(Collection entries)
::::
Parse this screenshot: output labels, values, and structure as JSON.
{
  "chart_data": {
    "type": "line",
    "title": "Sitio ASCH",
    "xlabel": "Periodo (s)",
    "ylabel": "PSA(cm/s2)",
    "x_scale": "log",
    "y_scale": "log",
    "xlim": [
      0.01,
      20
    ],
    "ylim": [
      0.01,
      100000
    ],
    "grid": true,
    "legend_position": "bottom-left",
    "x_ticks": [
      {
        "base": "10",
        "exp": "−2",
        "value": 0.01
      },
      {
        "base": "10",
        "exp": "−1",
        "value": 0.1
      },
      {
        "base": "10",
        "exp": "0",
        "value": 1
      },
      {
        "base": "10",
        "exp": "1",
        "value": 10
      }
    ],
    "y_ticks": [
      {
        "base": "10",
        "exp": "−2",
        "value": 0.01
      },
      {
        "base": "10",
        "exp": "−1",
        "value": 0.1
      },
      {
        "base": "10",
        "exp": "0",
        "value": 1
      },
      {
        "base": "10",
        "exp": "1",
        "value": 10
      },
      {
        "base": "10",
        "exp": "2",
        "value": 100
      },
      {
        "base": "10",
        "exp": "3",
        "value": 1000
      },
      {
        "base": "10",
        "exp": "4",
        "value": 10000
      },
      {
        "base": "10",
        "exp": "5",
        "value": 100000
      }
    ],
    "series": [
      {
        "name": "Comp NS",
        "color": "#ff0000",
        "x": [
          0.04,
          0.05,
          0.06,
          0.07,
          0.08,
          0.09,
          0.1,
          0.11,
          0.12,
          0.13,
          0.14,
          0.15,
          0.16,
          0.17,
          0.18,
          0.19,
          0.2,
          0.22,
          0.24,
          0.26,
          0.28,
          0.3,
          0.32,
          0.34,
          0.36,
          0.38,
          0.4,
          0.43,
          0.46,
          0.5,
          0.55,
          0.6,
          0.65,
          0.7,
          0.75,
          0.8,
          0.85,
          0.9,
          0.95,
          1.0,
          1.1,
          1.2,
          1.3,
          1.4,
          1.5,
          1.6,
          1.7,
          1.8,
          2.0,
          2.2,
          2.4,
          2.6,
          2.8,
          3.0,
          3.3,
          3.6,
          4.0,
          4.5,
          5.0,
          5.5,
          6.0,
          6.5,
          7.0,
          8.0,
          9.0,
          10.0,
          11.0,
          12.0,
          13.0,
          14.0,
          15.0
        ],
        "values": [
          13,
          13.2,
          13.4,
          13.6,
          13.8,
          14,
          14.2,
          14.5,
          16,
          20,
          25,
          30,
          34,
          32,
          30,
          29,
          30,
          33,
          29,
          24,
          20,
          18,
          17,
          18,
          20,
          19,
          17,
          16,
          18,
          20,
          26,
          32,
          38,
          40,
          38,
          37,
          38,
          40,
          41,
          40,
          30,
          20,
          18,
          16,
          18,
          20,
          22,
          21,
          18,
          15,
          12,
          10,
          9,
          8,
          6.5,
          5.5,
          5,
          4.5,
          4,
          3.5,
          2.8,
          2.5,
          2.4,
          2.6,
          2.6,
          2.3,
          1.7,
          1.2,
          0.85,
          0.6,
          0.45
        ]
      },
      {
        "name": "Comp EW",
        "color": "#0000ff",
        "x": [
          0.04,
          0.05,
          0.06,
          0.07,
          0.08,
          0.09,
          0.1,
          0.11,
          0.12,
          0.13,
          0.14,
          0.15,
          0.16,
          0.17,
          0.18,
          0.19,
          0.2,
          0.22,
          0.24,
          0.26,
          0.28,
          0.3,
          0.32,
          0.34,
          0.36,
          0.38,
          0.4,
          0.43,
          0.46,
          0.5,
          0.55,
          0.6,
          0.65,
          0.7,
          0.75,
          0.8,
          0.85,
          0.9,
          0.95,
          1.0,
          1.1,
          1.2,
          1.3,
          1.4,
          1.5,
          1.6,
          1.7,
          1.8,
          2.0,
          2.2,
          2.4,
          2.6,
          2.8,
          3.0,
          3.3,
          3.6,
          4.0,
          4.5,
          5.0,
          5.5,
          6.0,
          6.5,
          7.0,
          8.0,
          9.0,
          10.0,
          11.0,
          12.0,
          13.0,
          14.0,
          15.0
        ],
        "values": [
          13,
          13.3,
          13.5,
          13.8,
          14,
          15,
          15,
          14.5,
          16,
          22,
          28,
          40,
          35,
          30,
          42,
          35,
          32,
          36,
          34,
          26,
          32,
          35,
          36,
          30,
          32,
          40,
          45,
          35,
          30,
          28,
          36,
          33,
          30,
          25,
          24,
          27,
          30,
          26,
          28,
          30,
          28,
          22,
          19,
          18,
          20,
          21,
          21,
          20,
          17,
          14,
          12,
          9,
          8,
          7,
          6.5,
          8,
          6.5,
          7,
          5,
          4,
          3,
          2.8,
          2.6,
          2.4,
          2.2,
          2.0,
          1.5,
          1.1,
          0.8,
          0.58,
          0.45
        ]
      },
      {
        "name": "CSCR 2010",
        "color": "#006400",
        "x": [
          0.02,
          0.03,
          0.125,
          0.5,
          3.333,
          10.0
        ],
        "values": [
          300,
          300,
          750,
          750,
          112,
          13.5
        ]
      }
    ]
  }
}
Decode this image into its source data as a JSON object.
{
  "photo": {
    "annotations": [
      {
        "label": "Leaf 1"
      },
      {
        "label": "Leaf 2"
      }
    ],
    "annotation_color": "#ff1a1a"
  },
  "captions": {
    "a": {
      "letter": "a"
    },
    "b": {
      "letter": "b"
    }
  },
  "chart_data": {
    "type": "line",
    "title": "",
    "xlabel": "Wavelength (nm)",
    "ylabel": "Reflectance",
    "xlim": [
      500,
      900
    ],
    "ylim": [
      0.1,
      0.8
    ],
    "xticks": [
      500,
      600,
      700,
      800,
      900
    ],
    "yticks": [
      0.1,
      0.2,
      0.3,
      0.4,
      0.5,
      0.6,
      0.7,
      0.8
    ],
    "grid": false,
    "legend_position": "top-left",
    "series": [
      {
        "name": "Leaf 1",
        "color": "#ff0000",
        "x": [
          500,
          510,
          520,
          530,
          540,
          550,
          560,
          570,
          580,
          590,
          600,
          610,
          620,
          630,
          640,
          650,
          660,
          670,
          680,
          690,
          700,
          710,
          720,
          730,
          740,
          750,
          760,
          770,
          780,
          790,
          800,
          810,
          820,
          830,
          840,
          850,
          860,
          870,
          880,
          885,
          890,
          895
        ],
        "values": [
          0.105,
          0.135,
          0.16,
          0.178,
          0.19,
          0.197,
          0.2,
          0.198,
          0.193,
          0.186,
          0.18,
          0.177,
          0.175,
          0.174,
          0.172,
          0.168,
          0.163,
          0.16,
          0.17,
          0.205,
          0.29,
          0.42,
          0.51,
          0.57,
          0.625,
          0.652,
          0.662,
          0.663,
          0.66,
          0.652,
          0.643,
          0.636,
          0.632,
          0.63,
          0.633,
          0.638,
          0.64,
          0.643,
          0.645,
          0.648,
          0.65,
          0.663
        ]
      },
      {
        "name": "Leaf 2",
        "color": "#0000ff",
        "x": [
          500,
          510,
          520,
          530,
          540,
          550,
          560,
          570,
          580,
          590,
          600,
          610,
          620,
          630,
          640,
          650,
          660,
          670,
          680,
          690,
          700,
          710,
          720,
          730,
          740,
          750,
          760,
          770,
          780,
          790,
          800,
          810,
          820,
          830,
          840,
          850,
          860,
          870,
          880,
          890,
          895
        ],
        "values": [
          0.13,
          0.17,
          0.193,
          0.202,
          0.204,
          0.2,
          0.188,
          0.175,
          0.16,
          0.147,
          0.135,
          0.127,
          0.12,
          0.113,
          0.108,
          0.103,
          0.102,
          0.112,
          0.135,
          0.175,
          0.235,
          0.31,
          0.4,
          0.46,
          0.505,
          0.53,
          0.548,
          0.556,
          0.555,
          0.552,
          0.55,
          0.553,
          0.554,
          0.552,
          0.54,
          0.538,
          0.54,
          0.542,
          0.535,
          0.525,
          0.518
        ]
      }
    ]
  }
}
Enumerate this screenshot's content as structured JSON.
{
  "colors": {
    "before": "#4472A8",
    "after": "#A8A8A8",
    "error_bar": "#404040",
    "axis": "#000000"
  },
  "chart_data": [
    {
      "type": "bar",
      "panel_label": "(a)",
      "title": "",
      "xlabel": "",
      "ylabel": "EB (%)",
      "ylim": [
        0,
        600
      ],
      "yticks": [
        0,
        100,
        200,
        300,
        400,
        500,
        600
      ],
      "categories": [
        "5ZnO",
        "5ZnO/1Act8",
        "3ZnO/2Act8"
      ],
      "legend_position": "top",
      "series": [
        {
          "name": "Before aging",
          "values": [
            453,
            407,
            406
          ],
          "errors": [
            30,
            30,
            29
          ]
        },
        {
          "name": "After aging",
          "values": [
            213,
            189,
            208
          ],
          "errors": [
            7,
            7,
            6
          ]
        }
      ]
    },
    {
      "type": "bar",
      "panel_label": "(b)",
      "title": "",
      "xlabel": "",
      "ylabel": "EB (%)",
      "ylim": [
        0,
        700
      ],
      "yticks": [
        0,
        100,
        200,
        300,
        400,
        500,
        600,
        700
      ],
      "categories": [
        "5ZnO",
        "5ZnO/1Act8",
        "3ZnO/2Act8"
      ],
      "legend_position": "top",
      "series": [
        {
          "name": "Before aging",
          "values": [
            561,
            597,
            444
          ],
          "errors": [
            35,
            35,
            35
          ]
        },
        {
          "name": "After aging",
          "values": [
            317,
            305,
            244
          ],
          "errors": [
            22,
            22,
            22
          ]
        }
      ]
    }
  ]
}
::::
▶ **What is required**:
Repeat only the lines from the one holding "Enumerate this screenshot's" through the last line of the data.

▶ **Answer to the exercise**:
Enumerate this screenshot's content as structured JSON.
{
  "colors": {
    "before": "#4472A8",
    "after": "#A8A8A8",
    "error_bar": "#404040",
    "axis": "#000000"
  },
  "chart_data": [
    {
      "type": "bar",
      "panel_label": "(a)",
      "title": "",
      "xlabel": "",
      "ylabel": "EB (%)",
      "ylim": [
        0,
        600
      ],
      "yticks": [
        0,
        100,
        200,
        300,
        400,
        500,
        600
      ],
      "categories": [
        "5ZnO",
        "5ZnO/1Act8",
        "3ZnO/2Act8"
      ],
      "legend_position": "top",
      "series": [
        {
          "name": "Before aging",
          "values": [
            453,
            407,
            406
          ],
          "errors": [
            30,
            30,
            29
          ]
        },
        {
          "name": "After aging",
          "values": [
            213,
            189,
            208
          ],
          "errors": [
            7,
            7,
            6
          ]
        }
      ]
    },
    {
      "type": "bar",
      "panel_label": "(b)",
      "title": "",
      "xlabel": "",
      "ylabel": "EB (%)",
      "ylim": [
        0,
        700
      ],
      "yticks": [
        0,
        100,
        200,
        300,
        400,
        500,
        600,
        700
      ],
      "categories": [
        "5ZnO",
        "5ZnO/1Act8",
        "3ZnO/2Act8"
      ],
      "legend_position": "top",
      "series": [
        {
          "name": "Before aging",
          "values": [
            561,
            597,
            444
          ],
          "errors": [
            35,
            35,
            35
          ]
        },
        {
          "name": "After aging",
          "values": [
            317,
            305,
            244
          ],
          "errors": [
            22,
            22,
            22
          ]
        }
      ]
    }
  ]
}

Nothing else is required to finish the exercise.